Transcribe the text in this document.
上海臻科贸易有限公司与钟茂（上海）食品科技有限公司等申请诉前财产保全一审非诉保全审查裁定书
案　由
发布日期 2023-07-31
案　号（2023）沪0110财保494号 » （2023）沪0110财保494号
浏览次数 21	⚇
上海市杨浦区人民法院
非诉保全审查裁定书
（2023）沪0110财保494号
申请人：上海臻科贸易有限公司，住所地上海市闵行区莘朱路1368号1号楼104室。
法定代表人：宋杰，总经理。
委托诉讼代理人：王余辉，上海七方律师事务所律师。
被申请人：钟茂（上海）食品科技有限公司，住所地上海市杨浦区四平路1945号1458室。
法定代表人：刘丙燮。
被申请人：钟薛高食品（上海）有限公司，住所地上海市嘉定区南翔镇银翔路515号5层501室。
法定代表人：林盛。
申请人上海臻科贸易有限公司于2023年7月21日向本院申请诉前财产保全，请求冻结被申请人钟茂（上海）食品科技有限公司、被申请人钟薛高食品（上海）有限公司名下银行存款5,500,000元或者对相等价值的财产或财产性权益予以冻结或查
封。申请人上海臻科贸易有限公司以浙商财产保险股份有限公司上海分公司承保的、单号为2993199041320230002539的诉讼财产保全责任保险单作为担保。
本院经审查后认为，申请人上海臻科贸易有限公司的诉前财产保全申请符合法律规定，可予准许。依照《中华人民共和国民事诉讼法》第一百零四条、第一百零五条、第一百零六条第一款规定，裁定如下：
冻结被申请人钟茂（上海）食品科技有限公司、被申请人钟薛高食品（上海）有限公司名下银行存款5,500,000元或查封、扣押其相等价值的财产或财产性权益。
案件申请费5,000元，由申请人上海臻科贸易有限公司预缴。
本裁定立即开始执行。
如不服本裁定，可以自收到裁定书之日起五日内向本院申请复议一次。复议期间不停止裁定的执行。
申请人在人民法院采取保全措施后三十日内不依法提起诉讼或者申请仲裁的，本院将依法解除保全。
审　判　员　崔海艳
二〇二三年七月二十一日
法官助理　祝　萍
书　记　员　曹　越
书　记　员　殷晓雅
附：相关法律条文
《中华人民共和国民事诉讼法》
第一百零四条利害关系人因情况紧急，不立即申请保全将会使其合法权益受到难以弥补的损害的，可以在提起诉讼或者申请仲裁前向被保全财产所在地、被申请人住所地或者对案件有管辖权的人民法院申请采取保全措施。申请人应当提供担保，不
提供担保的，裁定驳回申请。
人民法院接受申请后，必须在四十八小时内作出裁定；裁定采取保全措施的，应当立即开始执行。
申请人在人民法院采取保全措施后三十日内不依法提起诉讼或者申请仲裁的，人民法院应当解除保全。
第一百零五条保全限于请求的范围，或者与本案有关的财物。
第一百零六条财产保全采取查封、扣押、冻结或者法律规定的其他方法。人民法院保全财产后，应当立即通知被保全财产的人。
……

> **TASK STATEMENT**: Provide all the records again, word for word.

> **THE RESPONSE**:
Transcribe the text in this document.
上海臻科贸易有限公司与钟茂（上海）食品科技有限公司等申请诉前财产保全一审非诉保全审查裁定书
案　由
发布日期 2023-07-31
案　号（2023）沪0110财保494号 » （2023）沪0110财保494号
浏览次数 21	⚇
上海市杨浦区人民法院
非诉保全审查裁定书
（2023）沪0110财保494号
申请人：上海臻科贸易有限公司，住所地上海市闵行区莘朱路1368号1号楼104室。
法定代表人：宋杰，总经理。
委托诉讼代理人：王余辉，上海七方律师事务所律师。
被申请人：钟茂（上海）食品科技有限公司，住所地上海市杨浦区四平路1945号1458室。
法定代表人：刘丙燮。
被申请人：钟薛高食品（上海）有限公司，住所地上海市嘉定区南翔镇银翔路515号5层501室。
法定代表人：林盛。
申请人上海臻科贸易有限公司于2023年7月21日向本院申请诉前财产保全，请求冻结被申请人钟茂（上海）食品科技有限公司、被申请人钟薛高食品（上海）有限公司名下银行存款5,500,000元或者对相等价值的财产或财产性权益予以冻结或查
封。申请人上海臻科贸易有限公司以浙商财产保险股份有限公司上海分公司承保的、单号为2993199041320230002539的诉讼财产保全责任保险单作为担保。
本院经审查后认为，申请人上海臻科贸易有限公司的诉前财产保全申请符合法律规定，可予准许。依照《中华人民共和国民事诉讼法》第一百零四条、第一百零五条、第一百零六条第一款规定，裁定如下：
冻结被申请人钟茂（上海）食品科技有限公司、被申请人钟薛高食品（上海）有限公司名下银行存款5,500,000元或查封、扣押其相等价值的财产或财产性权益。
案件申请费5,000元，由申请人上海臻科贸易有限公司预缴。
本裁定立即开始执行。
如不服本裁定，可以自收到裁定书之日起五日内向本院申请复议一次。复议期间不停止裁定的执行。
申请人在人民法院采取保全措施后三十日内不依法提起诉讼或者申请仲裁的，本院将依法解除保全。
审　判　员　崔海艳
二〇二三年七月二十一日
法官助理　祝　萍
书　记　员　曹　越
书　记　员　殷晓雅
附：相关法律条文
《中华人民共和国民事诉讼法》
第一百零四条利害关系人因情况紧急，不立即申请保全将会使其合法权益受到难以弥补的损害的，可以在提起诉讼或者申请仲裁前向被保全财产所在地、被申请人住所地或者对案件有管辖权的人民法院申请采取保全措施。申请人应当提供担保，不
提供担保的，裁定驳回申请。
人民法院接受申请后，必须在四十八小时内作出裁定；裁定采取保全措施的，应当立即开始执行。
申请人在人民法院采取保全措施后三十日内不依法提起诉讼或者申请仲裁的，人民法院应当解除保全。
第一百零五条保全限于请求的范围，或者与本案有关的财物。
第一百零六条财产保全采取查封、扣押、冻结或者法律规定的其他方法。人民法院保全财产后，应当立即通知被保全财产的人。
……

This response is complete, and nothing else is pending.